**Supplied records**
####
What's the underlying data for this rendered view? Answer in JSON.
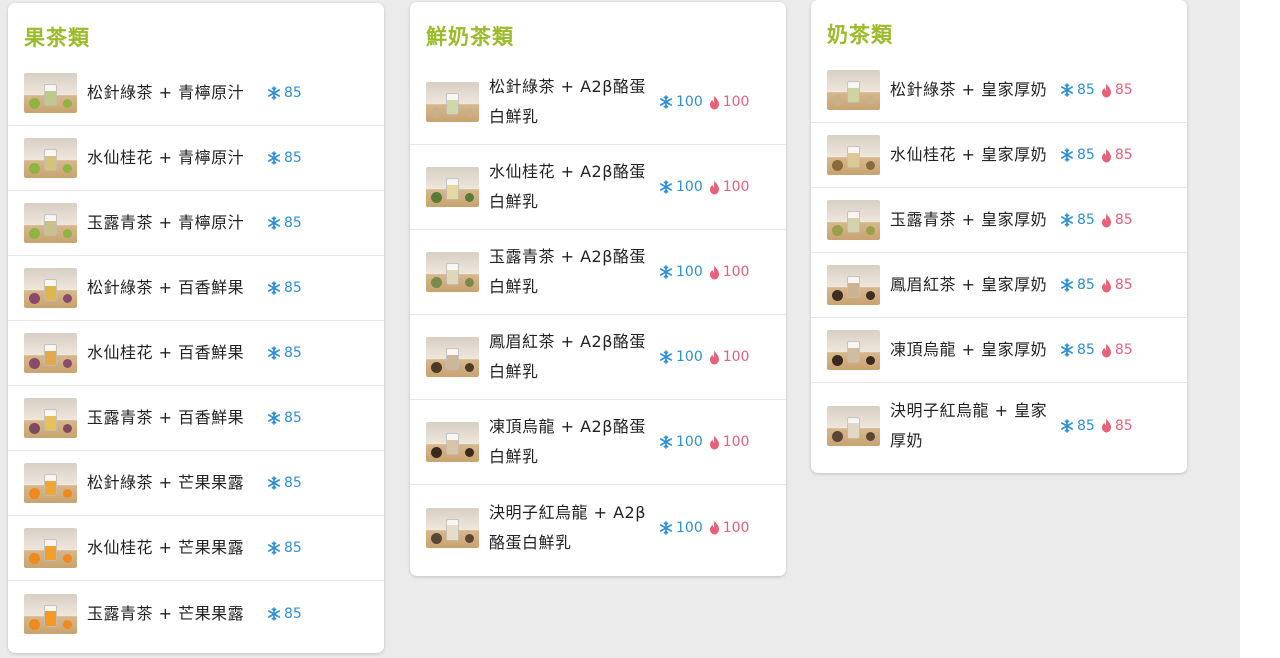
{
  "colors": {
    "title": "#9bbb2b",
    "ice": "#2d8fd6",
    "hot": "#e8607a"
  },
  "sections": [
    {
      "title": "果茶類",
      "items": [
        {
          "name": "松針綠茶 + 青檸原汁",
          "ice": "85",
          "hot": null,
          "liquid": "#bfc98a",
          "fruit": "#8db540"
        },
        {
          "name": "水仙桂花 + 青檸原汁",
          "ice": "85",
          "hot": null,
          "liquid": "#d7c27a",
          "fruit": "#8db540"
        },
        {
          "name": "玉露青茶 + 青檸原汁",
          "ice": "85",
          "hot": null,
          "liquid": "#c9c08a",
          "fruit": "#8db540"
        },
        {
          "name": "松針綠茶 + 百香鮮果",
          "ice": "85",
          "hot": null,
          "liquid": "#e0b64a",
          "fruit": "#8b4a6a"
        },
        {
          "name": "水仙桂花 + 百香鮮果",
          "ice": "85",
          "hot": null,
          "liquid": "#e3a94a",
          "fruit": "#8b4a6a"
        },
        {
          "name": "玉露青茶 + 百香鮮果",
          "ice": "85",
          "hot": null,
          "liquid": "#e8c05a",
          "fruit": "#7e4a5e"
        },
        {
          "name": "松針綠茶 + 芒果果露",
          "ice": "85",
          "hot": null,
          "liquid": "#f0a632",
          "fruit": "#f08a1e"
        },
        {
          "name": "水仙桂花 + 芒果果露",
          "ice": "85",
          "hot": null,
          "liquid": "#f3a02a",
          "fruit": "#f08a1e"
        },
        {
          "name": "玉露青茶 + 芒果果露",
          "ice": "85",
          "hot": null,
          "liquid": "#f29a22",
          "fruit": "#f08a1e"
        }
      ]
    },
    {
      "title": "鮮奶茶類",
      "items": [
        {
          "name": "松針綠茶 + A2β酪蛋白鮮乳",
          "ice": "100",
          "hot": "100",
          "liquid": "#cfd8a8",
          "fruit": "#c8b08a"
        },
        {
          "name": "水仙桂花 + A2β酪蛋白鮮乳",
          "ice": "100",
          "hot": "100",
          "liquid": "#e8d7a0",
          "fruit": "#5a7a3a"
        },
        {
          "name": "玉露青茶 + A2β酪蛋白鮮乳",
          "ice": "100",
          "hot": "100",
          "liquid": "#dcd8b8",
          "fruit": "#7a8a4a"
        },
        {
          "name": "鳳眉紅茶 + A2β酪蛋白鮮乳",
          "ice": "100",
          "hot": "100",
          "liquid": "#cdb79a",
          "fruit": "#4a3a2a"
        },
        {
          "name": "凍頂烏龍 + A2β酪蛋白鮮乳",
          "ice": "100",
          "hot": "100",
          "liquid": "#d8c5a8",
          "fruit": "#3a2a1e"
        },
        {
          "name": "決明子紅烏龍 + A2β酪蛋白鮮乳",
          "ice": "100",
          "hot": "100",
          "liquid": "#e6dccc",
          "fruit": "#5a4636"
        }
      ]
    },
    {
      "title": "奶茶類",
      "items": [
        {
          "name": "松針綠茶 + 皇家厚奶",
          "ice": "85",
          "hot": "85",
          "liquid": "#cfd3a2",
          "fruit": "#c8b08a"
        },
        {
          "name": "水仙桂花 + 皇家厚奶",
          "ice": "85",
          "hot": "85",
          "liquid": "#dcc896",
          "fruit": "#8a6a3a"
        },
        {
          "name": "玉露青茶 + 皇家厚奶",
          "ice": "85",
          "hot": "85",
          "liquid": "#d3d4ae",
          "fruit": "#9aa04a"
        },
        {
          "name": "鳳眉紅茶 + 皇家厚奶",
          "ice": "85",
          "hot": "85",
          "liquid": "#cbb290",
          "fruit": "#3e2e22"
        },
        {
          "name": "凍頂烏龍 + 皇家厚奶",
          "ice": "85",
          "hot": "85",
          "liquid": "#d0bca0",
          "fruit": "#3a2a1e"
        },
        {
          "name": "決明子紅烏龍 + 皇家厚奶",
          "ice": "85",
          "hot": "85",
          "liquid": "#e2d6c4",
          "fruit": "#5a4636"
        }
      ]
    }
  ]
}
####
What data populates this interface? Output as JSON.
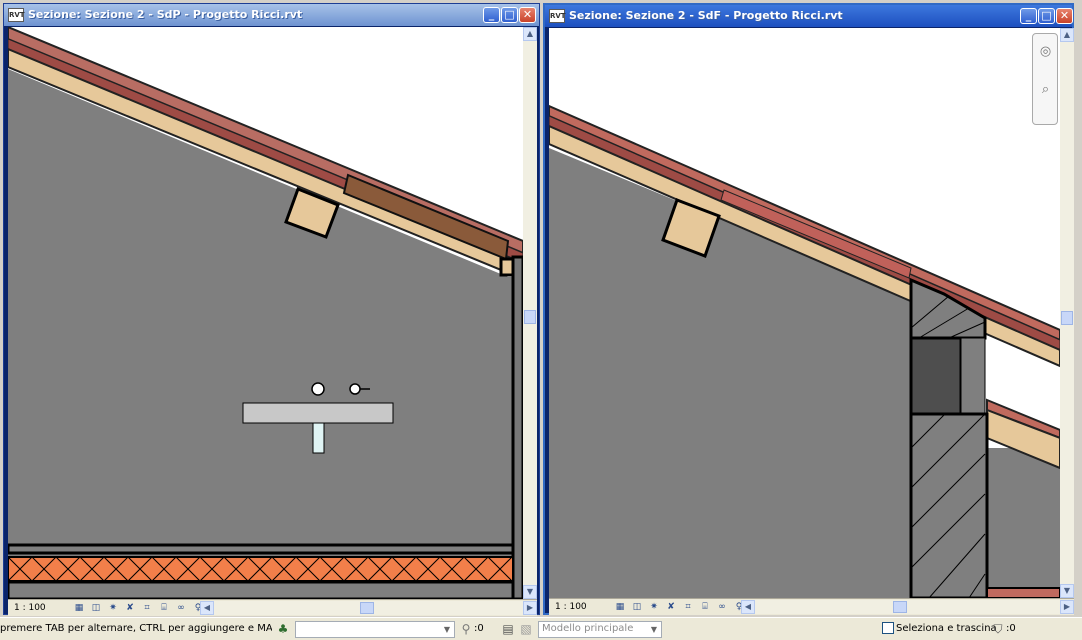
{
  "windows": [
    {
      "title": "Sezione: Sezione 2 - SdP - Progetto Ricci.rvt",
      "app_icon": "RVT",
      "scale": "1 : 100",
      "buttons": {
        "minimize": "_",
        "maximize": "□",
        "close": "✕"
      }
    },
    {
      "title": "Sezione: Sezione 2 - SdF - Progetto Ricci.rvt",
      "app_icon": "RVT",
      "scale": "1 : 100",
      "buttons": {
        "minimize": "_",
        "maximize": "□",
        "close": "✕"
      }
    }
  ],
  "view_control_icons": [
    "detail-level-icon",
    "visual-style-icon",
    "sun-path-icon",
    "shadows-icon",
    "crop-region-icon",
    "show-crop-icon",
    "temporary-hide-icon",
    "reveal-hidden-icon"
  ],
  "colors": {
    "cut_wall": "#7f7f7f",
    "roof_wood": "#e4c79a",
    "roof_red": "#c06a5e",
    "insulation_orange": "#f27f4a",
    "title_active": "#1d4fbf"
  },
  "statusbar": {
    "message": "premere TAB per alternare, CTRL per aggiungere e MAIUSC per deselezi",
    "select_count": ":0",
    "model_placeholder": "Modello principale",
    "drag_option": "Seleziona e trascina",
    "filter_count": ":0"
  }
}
####
**Given problem**
Copy out every line of the listing that contains the string "What".

**Response to the exercise**
What's the underlying data for this rendered view? Answer in JSON.
What data populates this interface? Output as JSON.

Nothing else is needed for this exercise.